* BEGIN Exercise data *

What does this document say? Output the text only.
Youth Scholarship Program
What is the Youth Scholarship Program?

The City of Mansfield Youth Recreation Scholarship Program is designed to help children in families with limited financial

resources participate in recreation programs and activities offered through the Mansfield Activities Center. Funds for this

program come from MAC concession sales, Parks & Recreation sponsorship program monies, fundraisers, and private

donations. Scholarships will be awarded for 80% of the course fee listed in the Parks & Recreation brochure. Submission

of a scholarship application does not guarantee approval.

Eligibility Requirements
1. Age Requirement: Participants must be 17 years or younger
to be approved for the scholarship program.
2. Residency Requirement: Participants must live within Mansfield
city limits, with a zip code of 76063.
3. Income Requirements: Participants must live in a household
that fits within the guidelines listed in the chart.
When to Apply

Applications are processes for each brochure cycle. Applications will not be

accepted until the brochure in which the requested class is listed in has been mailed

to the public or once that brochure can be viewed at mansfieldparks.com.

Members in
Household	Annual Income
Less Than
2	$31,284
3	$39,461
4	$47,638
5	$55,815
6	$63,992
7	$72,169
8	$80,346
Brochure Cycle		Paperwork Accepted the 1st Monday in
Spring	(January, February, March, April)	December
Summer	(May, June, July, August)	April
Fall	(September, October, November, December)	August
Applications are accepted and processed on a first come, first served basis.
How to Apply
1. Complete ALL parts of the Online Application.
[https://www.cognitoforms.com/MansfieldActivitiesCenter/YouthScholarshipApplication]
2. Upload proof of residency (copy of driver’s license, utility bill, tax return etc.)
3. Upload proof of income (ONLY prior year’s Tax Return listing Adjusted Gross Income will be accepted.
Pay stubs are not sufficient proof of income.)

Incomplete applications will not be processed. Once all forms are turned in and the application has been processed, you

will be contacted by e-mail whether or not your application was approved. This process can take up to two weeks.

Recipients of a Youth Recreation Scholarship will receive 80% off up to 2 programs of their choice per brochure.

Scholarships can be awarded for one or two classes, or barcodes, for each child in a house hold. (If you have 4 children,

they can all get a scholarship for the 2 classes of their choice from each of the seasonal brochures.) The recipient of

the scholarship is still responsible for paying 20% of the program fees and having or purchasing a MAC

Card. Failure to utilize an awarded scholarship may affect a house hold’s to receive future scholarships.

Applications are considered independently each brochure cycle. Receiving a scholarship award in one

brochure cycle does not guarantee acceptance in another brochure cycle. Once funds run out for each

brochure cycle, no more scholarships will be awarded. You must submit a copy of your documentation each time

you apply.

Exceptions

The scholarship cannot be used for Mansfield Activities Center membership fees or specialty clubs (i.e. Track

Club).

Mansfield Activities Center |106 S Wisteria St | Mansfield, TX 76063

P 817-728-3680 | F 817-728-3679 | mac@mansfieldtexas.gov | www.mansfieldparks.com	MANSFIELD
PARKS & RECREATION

* END Exercise data *

Exercise description: Where a line in the entries holds "been", copy that line.

Solution for this task:
accepted until the brochure in which the requested class is listed in has been mailed
Incomplete applications will not be processed. Once all forms are turned in and the application has been processed, you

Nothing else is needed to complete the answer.